Short problem: Pick every line from the data that holds the word "школску".

Records from a dataset:
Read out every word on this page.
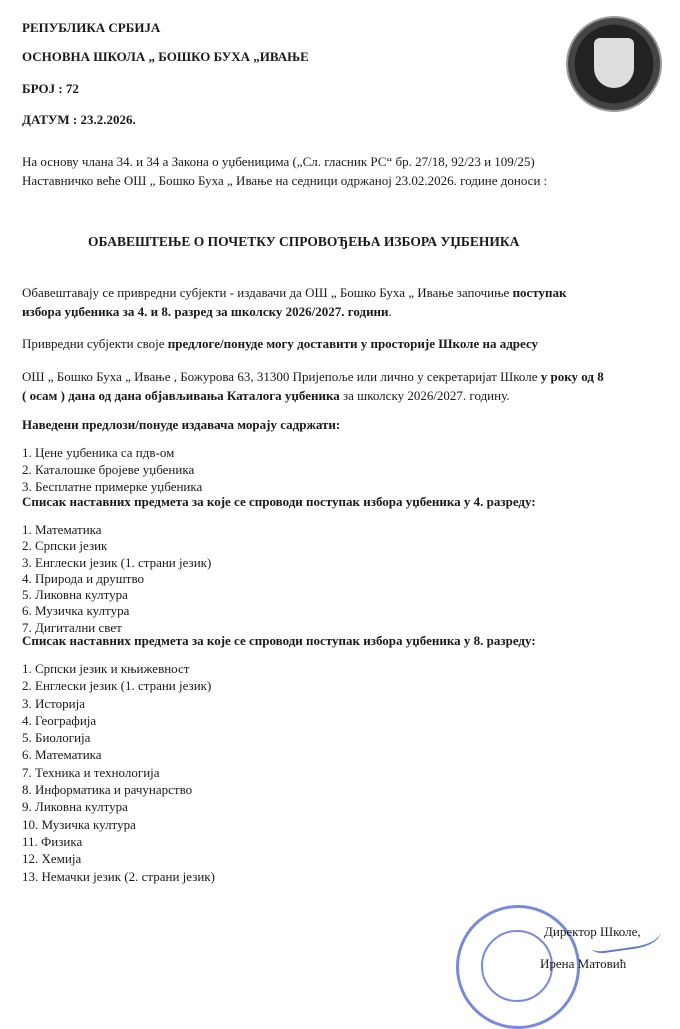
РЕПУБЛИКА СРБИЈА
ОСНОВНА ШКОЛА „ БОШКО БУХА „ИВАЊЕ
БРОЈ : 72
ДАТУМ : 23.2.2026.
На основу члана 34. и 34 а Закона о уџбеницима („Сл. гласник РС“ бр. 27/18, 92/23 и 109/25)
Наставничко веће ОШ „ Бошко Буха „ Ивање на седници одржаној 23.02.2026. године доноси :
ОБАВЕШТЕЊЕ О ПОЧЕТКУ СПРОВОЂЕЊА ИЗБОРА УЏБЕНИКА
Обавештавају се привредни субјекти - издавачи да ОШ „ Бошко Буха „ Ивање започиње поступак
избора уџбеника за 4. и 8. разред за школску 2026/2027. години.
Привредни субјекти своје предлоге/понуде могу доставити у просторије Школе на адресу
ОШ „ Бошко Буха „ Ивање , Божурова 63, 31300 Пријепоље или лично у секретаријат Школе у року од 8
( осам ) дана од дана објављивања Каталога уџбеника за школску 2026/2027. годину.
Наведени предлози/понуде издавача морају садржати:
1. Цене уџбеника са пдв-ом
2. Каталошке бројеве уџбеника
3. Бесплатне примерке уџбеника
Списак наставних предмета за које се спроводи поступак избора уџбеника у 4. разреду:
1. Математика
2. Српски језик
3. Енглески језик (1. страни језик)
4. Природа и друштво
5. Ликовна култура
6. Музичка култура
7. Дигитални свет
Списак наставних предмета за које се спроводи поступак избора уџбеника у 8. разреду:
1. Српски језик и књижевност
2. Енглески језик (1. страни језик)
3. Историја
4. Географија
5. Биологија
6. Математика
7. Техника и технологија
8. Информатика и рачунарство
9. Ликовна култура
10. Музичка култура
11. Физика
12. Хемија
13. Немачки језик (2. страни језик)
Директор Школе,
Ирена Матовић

Task output:
избора уџбеника за 4. и 8. разред за школску 2026/2027. години.
( осам ) дана од дана објављивања Каталога уџбеника за школску 2026/2027. годину.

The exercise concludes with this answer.